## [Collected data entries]
>>

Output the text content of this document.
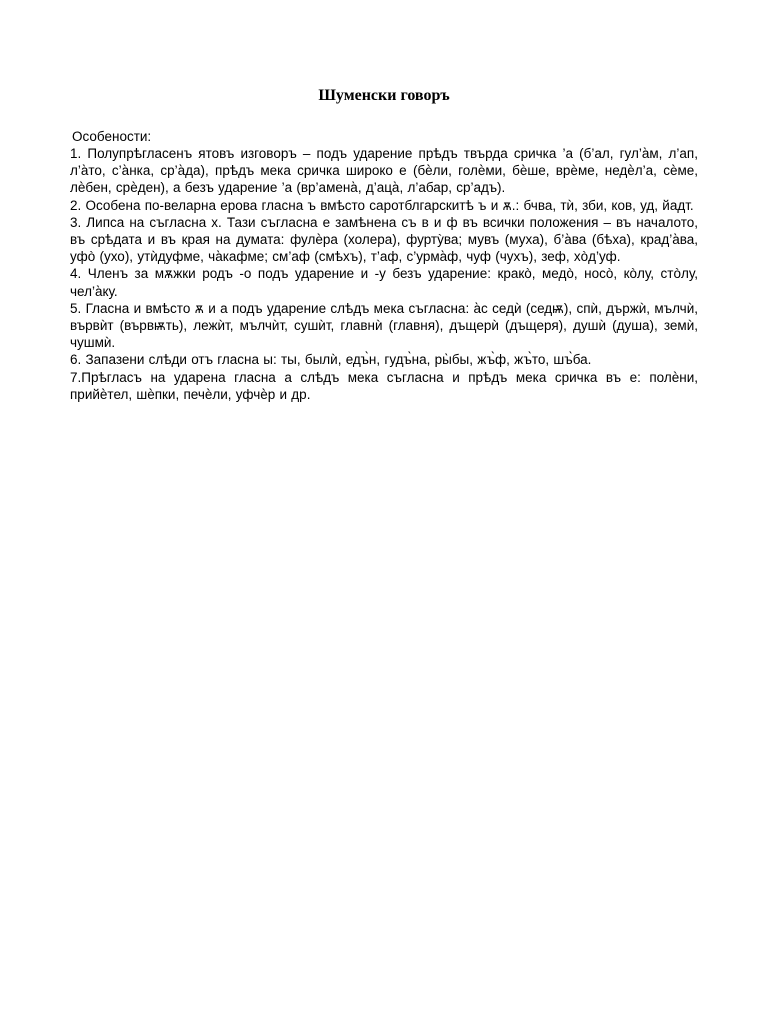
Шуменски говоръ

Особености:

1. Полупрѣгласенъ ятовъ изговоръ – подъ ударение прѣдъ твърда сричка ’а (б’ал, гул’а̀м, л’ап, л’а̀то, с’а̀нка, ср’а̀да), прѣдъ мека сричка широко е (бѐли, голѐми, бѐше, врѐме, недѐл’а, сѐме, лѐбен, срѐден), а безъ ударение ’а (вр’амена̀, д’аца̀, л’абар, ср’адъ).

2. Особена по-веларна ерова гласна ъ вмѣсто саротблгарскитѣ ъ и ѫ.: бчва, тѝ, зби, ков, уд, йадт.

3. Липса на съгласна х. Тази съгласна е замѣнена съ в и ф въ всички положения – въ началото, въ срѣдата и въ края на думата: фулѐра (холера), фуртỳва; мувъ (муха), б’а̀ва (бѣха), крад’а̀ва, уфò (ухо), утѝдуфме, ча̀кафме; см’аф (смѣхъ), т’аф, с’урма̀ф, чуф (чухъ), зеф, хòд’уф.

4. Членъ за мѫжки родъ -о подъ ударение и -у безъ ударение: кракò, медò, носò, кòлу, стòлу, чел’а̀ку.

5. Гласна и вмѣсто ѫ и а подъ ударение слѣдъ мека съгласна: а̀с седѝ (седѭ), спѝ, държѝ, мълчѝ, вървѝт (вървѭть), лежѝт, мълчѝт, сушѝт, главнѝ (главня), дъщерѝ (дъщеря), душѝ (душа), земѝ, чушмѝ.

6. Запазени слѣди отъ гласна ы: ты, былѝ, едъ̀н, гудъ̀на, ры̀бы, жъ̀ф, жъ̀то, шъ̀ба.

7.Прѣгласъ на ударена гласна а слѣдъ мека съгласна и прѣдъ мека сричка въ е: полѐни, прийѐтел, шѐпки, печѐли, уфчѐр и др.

<<

## [Your instructions]
Each entry above should be reproduced exactly, with the pictures removed.

## [Answer to the task]
Output the text content of this document.
Шуменски говоръ

Особености:

1. Полупрѣгласенъ ятовъ изговоръ – подъ ударение прѣдъ твърда сричка ’а (б’ал, гул’а̀м, л’ап, л’а̀то, с’а̀нка, ср’а̀да), прѣдъ мека сричка широко е (бѐли, голѐми, бѐше, врѐме, недѐл’а, сѐме, лѐбен, срѐден), а безъ ударение ’а (вр’амена̀, д’аца̀, л’абар, ср’адъ).

2. Особена по-веларна ерова гласна ъ вмѣсто саротблгарскитѣ ъ и ѫ.: бчва, тѝ, зби, ков, уд, йадт.

3. Липса на съгласна х. Тази съгласна е замѣнена съ в и ф въ всички положения – въ началото, въ срѣдата и въ края на думата: фулѐра (холера), фуртỳва; мувъ (муха), б’а̀ва (бѣха), крад’а̀ва, уфò (ухо), утѝдуфме, ча̀кафме; см’аф (смѣхъ), т’аф, с’урма̀ф, чуф (чухъ), зеф, хòд’уф.

4. Членъ за мѫжки родъ -о подъ ударение и -у безъ ударение: кракò, медò, носò, кòлу, стòлу, чел’а̀ку.

5. Гласна и вмѣсто ѫ и а подъ ударение слѣдъ мека съгласна: а̀с седѝ (седѭ), спѝ, държѝ, мълчѝ, вървѝт (вървѭть), лежѝт, мълчѝт, сушѝт, главнѝ (главня), дъщерѝ (дъщеря), душѝ (душа), земѝ, чушмѝ.

6. Запазени слѣди отъ гласна ы: ты, былѝ, едъ̀н, гудъ̀на, ры̀бы, жъ̀ф, жъ̀то, шъ̀ба.

7.Прѣгласъ на ударена гласна а слѣдъ мека съгласна и прѣдъ мека сричка въ е: полѐни, прийѐтел, шѐпки, печѐли, уфчѐр и др.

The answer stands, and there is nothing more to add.